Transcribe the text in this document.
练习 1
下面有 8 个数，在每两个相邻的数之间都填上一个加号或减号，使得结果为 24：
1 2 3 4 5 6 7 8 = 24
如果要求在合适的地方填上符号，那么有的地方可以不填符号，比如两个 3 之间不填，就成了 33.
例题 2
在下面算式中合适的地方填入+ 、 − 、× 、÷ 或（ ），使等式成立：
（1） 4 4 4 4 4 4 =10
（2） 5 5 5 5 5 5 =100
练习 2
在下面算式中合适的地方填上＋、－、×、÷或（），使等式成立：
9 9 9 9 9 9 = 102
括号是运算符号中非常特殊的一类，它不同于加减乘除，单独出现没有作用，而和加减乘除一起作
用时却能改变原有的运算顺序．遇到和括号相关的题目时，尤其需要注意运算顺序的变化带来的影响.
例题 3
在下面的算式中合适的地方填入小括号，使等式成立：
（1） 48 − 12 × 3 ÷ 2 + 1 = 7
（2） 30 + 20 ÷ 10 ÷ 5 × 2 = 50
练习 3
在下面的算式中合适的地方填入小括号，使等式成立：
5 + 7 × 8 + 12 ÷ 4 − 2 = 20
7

Required work ::
Restate the data above word for word.

Answer for the task ::
Transcribe the text in this document.
练习 1
下面有 8 个数，在每两个相邻的数之间都填上一个加号或减号，使得结果为 24：
1 2 3 4 5 6 7 8 = 24
如果要求在合适的地方填上符号，那么有的地方可以不填符号，比如两个 3 之间不填，就成了 33.
例题 2
在下面算式中合适的地方填入+ 、 − 、× 、÷ 或（ ），使等式成立：
（1） 4 4 4 4 4 4 =10
（2） 5 5 5 5 5 5 =100
练习 2
在下面算式中合适的地方填上＋、－、×、÷或（），使等式成立：
9 9 9 9 9 9 = 102
括号是运算符号中非常特殊的一类，它不同于加减乘除，单独出现没有作用，而和加减乘除一起作
用时却能改变原有的运算顺序．遇到和括号相关的题目时，尤其需要注意运算顺序的变化带来的影响.
例题 3
在下面的算式中合适的地方填入小括号，使等式成立：
（1） 48 − 12 × 3 ÷ 2 + 1 = 7
（2） 30 + 20 ÷ 10 ÷ 5 × 2 = 50
练习 3
在下面的算式中合适的地方填入小括号，使等式成立：
5 + 7 × 8 + 12 ÷ 4 − 2 = 20
7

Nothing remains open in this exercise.